* start Data *

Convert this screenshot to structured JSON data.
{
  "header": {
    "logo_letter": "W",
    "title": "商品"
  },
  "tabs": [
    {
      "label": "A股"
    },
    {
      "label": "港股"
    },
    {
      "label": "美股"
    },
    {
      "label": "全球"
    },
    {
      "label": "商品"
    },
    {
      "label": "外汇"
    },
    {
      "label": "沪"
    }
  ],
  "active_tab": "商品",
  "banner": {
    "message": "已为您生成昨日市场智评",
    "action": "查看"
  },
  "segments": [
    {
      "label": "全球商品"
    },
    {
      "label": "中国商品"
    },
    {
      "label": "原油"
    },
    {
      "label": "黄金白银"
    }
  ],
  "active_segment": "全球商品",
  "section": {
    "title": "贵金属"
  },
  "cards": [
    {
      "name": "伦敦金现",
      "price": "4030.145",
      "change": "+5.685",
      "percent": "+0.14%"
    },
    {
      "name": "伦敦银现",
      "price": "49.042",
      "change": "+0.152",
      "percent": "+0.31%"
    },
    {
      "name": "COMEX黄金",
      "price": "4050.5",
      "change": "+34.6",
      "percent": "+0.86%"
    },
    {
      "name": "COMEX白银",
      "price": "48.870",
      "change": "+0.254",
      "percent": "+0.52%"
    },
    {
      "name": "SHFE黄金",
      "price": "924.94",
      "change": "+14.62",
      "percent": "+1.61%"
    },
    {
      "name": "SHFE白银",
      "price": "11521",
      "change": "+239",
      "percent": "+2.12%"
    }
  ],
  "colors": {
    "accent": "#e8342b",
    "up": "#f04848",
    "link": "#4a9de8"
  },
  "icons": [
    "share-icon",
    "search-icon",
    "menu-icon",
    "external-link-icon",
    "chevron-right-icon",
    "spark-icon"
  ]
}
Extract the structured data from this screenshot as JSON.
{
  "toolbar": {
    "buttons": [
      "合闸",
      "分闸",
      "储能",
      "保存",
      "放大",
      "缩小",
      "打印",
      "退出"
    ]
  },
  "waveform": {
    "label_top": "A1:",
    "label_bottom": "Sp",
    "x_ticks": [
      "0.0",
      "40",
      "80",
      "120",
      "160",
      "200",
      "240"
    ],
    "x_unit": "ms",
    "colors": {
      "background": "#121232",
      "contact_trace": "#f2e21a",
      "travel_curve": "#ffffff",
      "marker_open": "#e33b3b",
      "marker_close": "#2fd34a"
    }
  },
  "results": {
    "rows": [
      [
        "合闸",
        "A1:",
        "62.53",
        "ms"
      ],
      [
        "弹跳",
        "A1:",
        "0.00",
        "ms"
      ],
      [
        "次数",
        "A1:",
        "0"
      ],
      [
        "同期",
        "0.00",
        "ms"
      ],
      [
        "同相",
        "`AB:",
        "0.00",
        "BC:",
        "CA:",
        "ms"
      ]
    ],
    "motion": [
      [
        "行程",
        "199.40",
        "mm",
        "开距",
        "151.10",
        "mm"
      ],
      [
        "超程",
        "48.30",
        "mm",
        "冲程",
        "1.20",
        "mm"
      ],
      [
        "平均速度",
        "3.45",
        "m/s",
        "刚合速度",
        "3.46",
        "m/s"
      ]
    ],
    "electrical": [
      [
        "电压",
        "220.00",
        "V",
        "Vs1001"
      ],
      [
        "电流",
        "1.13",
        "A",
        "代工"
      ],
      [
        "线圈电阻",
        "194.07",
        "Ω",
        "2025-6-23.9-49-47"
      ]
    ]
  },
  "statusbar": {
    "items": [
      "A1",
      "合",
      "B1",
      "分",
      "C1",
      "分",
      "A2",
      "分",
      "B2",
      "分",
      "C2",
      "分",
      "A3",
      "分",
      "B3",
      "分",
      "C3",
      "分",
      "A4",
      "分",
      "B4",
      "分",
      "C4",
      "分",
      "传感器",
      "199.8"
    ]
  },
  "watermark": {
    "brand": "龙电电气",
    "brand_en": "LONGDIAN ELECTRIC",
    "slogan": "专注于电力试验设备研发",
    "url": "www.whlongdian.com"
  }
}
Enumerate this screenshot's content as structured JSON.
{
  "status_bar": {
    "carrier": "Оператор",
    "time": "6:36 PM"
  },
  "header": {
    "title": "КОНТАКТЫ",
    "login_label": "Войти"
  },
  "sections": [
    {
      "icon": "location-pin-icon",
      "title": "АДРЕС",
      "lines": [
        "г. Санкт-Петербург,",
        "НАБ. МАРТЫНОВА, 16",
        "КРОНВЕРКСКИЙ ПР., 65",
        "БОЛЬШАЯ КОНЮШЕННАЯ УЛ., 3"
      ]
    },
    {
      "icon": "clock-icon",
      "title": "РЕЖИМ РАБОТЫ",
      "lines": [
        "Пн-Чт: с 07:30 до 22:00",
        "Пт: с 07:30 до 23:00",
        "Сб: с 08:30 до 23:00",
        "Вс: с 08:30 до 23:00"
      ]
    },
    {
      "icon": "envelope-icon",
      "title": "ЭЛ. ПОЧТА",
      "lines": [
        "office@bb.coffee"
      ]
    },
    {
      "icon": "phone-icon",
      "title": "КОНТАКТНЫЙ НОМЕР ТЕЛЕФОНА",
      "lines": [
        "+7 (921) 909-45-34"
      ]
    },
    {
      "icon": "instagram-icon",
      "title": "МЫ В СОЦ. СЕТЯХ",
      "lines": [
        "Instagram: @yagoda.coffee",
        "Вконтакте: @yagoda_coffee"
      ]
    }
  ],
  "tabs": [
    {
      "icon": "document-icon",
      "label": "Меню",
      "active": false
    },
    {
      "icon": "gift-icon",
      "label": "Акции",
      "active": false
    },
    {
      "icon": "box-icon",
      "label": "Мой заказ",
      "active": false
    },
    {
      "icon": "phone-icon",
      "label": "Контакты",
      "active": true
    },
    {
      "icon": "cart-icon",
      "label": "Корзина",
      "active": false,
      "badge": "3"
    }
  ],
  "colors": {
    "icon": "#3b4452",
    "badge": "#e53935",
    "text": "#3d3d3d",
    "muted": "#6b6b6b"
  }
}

* end Data *

Identify each line containing the string "this" and copy it out.

Convert this screenshot to structured JSON data.
Extract the structured data from this screenshot as JSON.
Enumerate this screenshot's content as structured JSON.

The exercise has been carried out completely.